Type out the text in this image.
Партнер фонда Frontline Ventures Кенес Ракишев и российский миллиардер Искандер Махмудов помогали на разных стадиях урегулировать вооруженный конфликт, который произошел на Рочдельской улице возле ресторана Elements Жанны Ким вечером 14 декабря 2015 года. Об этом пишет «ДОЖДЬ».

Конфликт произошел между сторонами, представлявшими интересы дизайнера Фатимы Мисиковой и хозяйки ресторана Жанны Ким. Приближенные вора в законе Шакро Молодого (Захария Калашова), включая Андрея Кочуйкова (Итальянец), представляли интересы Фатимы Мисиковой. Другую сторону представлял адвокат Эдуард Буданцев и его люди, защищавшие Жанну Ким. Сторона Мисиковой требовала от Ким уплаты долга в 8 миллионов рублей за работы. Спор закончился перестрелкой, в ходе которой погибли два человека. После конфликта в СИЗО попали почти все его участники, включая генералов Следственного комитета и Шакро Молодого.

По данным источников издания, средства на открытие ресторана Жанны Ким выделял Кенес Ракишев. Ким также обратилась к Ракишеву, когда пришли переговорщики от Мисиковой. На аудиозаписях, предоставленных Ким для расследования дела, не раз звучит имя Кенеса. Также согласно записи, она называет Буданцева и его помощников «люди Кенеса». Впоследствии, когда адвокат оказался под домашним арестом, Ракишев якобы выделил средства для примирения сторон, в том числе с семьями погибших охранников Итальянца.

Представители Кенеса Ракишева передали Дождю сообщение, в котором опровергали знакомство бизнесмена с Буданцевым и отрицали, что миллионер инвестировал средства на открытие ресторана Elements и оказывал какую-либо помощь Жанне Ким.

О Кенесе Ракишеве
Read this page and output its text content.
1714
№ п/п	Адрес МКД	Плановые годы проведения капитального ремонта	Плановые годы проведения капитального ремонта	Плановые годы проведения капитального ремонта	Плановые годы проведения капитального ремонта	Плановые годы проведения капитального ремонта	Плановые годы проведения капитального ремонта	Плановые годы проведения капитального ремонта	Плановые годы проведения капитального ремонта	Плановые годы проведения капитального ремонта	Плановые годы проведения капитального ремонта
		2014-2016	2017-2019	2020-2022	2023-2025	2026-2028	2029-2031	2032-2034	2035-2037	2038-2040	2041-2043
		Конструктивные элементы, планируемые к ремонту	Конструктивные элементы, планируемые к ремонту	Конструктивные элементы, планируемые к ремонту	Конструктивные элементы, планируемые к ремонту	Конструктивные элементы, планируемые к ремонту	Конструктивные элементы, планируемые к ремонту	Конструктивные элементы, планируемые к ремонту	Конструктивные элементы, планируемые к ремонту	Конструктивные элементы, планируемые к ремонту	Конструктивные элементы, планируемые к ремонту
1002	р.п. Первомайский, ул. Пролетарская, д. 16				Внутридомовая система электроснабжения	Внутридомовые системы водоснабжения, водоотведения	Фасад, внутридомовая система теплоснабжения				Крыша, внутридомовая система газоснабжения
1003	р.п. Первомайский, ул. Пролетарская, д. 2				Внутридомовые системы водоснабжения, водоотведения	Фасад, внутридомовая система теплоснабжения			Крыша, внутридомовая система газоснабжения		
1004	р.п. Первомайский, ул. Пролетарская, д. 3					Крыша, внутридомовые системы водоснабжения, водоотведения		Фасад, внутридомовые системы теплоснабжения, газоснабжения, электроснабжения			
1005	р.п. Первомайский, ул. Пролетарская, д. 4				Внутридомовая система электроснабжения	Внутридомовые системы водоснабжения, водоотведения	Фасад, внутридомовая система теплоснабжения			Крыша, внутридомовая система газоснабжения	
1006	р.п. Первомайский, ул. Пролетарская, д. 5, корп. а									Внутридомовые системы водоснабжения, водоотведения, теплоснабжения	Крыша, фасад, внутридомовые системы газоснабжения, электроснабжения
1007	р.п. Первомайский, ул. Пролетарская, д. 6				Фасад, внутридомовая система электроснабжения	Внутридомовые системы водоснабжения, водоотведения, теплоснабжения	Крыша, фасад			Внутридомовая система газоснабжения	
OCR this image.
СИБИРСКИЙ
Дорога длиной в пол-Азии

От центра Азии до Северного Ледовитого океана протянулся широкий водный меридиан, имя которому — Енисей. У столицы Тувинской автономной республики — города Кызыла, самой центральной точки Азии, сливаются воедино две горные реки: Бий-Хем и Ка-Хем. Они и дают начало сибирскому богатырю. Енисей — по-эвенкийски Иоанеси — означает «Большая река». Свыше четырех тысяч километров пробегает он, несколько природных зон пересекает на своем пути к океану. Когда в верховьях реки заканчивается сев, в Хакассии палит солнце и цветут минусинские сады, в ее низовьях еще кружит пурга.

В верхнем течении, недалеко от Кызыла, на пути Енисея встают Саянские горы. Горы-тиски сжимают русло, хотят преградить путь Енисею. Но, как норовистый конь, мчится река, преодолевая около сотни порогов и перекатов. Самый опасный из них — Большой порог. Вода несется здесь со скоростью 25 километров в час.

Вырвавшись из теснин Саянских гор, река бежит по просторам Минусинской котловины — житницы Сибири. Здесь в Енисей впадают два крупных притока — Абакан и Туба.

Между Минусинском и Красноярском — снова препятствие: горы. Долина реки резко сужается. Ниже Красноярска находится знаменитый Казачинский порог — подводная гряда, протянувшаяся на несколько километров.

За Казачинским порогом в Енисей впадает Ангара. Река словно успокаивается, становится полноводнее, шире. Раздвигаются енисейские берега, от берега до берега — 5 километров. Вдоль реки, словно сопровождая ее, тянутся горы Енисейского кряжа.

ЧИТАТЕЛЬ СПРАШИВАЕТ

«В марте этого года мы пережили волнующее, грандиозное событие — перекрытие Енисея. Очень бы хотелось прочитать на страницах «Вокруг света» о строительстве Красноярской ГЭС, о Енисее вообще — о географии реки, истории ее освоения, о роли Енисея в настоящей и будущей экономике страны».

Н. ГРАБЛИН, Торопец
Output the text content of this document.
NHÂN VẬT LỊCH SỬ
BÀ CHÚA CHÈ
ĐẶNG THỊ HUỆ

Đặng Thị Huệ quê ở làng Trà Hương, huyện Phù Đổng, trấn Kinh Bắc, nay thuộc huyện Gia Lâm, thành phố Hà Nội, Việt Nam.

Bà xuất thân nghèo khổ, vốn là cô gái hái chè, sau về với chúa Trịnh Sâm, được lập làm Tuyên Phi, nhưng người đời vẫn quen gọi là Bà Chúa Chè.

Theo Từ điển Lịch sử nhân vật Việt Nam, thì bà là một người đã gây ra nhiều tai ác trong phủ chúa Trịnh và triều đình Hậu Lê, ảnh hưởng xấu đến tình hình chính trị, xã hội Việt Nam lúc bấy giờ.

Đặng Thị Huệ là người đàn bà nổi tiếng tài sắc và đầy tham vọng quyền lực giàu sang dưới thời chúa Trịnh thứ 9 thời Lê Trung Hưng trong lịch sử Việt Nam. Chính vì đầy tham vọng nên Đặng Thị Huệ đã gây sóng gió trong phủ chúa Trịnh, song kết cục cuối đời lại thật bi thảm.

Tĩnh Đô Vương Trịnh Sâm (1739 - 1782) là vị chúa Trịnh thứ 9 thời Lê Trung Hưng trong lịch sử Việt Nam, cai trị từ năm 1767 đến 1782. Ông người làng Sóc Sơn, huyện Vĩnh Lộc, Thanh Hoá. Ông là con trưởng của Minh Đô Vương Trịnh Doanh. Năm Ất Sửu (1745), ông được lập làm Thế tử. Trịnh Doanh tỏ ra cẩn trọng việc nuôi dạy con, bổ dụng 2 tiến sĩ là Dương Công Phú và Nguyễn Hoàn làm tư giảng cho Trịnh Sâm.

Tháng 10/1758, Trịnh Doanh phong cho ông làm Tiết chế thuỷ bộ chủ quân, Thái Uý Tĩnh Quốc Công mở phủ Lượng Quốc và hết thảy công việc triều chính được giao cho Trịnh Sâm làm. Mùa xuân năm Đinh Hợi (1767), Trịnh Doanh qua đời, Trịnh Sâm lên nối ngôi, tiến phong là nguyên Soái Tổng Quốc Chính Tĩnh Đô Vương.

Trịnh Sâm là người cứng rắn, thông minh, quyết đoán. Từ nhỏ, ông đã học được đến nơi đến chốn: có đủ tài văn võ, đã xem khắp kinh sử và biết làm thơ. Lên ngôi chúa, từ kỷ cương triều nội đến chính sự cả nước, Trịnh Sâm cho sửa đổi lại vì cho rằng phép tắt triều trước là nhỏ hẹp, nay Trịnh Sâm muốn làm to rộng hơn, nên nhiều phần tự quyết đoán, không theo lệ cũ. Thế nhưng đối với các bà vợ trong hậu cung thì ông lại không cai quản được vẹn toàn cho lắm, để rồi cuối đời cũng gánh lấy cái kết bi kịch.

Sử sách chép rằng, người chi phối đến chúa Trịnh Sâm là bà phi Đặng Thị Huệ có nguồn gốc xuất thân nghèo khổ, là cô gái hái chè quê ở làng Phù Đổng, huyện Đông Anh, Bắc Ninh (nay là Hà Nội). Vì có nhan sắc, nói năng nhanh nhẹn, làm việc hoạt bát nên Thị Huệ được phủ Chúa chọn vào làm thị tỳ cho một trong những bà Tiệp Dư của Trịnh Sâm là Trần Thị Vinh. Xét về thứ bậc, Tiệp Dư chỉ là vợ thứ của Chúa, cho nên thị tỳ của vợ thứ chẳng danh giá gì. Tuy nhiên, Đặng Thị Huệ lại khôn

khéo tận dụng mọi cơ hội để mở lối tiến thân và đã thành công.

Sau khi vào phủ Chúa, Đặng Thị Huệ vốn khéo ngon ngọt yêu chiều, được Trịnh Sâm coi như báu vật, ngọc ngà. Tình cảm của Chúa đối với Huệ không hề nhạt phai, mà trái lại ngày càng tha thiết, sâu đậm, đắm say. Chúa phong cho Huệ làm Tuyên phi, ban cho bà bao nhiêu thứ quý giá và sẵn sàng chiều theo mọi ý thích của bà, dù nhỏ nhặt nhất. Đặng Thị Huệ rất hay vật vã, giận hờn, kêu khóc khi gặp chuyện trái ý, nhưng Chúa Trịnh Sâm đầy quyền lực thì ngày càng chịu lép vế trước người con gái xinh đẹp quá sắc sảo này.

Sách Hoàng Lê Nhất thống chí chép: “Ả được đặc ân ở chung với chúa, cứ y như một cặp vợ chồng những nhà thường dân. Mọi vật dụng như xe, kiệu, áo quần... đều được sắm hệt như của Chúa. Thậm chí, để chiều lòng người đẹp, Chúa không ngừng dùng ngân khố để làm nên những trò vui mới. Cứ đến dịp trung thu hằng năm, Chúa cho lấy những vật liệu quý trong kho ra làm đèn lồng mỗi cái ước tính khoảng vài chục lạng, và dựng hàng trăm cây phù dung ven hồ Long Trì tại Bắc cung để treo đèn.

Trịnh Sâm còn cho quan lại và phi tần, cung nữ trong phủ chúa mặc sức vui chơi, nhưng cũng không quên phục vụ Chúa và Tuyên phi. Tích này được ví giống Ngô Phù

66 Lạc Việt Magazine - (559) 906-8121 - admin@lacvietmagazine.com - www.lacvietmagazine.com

> [JOB] State the number of lines above that hold the string "thân", with nothing added.

> [OUTPUT FOR THIS TASK] 3